───── Information shown ─────

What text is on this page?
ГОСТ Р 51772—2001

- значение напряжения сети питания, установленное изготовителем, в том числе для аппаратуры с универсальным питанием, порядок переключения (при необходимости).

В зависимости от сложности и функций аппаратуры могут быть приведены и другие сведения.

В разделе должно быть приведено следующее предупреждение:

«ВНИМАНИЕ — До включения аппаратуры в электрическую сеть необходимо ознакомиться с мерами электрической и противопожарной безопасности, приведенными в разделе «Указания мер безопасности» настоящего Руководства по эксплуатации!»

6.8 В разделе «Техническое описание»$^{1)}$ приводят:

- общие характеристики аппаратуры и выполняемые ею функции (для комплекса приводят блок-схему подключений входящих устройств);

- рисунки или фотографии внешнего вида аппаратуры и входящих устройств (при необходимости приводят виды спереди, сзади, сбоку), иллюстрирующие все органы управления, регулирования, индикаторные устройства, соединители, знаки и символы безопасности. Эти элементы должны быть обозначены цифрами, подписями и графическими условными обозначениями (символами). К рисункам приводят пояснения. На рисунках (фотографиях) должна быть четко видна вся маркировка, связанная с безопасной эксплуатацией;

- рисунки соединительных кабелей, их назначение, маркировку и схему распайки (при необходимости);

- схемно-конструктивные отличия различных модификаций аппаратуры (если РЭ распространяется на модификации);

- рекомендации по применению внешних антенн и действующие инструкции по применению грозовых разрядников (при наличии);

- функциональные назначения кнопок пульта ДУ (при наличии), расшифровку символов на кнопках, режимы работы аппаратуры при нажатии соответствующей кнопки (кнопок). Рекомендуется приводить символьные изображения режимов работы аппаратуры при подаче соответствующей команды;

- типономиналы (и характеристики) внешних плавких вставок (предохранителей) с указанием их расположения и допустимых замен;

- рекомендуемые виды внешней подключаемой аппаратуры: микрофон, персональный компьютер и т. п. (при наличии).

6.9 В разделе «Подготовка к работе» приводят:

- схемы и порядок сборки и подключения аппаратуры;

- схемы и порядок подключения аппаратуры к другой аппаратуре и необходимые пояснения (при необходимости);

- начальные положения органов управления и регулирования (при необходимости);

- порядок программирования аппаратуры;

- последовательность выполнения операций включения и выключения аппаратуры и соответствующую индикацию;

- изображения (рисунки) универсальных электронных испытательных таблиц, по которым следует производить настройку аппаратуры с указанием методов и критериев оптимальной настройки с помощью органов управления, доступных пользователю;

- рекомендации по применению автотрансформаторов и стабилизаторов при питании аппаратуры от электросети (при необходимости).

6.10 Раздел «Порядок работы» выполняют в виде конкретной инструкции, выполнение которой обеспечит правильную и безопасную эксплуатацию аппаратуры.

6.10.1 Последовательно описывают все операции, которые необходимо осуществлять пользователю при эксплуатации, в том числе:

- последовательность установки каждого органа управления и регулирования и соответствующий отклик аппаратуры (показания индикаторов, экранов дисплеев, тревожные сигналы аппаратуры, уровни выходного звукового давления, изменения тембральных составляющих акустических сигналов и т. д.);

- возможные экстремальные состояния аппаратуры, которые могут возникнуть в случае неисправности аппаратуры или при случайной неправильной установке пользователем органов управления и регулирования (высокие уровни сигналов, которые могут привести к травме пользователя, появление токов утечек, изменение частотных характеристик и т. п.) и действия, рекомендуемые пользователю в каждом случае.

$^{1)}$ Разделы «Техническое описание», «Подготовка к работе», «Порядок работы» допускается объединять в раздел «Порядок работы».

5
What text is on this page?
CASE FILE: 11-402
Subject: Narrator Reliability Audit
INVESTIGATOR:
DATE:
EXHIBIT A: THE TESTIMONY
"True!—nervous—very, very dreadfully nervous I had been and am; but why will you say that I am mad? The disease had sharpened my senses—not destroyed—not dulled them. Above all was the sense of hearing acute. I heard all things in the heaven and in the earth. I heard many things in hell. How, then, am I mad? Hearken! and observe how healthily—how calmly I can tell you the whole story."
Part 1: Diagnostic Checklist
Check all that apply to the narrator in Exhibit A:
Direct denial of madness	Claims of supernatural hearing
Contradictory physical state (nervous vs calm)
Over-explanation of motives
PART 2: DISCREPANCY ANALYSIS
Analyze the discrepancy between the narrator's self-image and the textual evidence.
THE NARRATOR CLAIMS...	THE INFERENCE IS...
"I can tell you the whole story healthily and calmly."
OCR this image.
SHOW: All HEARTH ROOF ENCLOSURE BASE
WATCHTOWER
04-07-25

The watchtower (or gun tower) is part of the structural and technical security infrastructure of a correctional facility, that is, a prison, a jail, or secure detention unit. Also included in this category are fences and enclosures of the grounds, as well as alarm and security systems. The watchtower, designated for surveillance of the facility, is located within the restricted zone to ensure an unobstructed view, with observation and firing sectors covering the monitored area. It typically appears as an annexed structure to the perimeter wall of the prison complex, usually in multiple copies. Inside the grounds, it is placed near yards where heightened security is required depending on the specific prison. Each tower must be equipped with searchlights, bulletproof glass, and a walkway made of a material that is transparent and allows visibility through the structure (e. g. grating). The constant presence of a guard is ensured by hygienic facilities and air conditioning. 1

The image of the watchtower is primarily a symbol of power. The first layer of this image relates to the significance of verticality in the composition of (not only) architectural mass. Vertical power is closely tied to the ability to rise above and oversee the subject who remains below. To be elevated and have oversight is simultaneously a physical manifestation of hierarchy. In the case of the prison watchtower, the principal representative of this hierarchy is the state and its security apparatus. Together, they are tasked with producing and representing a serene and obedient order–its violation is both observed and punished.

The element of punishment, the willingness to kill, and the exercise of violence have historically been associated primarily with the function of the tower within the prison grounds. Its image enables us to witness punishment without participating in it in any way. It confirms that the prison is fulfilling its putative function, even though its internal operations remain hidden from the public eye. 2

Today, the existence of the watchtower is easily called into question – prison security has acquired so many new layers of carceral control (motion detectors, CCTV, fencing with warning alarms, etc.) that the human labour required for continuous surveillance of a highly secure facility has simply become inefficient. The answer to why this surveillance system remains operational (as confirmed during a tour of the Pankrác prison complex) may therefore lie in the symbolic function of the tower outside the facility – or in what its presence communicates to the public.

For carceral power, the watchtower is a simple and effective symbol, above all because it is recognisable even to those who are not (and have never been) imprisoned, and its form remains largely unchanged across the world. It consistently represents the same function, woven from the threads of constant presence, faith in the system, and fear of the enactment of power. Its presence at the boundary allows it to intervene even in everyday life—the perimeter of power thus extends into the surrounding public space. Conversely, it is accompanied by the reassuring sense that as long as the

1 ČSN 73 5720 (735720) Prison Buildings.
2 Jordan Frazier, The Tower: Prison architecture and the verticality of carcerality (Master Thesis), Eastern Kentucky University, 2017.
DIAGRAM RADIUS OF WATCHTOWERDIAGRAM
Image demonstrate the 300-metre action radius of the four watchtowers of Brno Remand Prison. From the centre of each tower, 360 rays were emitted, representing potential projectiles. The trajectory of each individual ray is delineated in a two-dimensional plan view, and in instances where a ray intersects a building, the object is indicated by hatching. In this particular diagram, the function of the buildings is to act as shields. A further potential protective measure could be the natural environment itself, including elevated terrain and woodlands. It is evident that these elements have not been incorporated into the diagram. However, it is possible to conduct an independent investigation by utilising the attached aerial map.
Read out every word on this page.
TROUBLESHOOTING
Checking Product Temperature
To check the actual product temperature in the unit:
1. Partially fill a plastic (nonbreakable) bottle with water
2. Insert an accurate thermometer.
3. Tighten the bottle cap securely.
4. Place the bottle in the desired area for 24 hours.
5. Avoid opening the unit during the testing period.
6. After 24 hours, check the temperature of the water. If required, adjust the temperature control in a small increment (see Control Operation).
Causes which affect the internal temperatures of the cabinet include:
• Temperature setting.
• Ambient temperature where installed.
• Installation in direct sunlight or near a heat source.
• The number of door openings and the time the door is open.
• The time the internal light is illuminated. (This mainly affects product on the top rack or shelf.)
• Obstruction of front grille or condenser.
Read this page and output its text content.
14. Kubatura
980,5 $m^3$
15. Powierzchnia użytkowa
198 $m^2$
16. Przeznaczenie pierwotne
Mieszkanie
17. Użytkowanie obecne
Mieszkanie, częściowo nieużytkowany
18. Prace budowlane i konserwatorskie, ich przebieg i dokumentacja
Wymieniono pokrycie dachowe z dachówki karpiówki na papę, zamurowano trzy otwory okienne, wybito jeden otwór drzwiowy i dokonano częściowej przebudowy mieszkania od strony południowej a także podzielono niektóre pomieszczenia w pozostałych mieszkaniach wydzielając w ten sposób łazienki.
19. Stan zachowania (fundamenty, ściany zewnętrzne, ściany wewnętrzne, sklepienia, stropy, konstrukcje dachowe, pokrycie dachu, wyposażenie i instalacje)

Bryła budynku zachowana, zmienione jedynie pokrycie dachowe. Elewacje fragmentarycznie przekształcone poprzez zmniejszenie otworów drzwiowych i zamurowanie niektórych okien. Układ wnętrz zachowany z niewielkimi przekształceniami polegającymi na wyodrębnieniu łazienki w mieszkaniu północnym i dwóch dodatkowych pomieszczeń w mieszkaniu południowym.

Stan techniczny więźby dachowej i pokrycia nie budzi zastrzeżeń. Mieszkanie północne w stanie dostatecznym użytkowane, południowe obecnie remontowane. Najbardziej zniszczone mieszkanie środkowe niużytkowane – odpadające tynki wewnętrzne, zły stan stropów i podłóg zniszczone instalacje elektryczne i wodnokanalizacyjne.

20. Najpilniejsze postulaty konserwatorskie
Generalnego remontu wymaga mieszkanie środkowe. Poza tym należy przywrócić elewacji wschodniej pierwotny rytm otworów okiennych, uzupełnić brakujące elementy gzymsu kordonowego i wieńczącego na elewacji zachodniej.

─────

• _What the exercise asks_
Count how many lines contain "Техническое" and give only that count.

• _Output for this task_
2